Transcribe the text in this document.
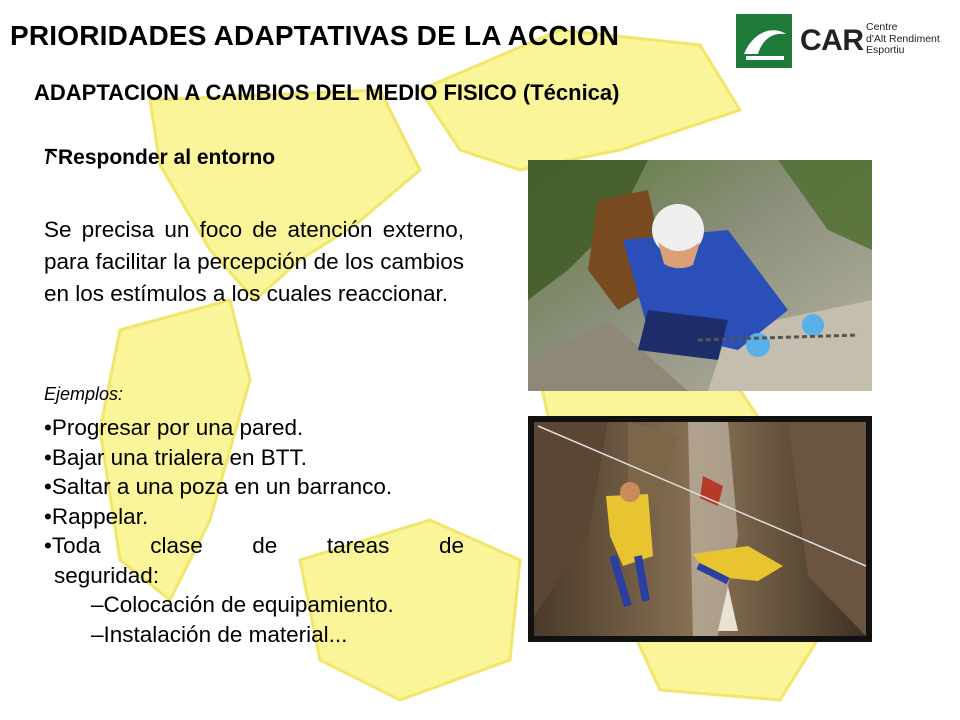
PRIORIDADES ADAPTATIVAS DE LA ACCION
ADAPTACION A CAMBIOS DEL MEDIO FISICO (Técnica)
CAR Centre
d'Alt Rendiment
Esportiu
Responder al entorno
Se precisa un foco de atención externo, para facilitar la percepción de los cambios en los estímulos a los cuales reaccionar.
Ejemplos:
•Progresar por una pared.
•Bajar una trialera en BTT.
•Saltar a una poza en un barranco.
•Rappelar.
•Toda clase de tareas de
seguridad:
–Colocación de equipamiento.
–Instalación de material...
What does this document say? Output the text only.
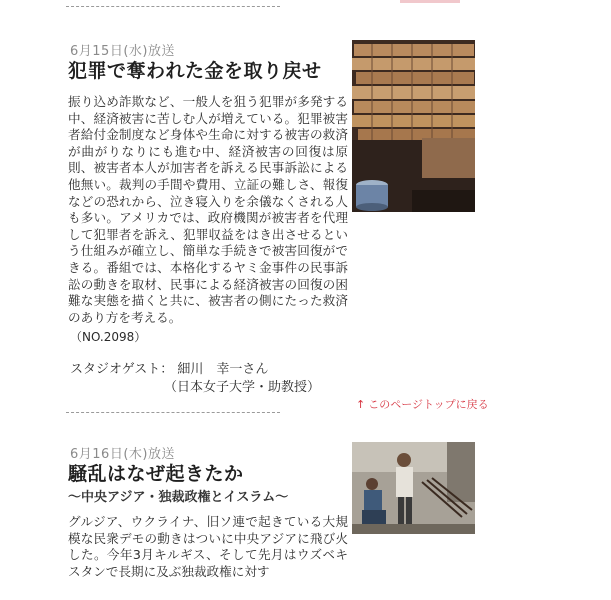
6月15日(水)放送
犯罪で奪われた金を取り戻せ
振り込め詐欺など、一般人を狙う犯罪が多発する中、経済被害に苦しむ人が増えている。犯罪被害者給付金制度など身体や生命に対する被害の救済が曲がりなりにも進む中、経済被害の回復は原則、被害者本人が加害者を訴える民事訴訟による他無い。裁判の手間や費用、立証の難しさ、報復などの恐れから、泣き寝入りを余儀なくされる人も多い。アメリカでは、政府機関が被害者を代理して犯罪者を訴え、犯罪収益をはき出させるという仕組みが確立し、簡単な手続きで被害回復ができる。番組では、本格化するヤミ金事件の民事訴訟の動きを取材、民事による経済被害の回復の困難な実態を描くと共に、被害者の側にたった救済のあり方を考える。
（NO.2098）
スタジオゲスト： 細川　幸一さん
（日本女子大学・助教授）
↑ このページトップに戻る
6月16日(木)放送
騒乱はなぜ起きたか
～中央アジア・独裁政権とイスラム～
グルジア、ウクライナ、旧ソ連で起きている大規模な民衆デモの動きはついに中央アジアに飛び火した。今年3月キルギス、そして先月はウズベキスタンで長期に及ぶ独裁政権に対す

TO DO :: Count every line in the preceding entries where the string "text" appears, then state only the total.

SOLUTION TO THE PROBLEM :: 2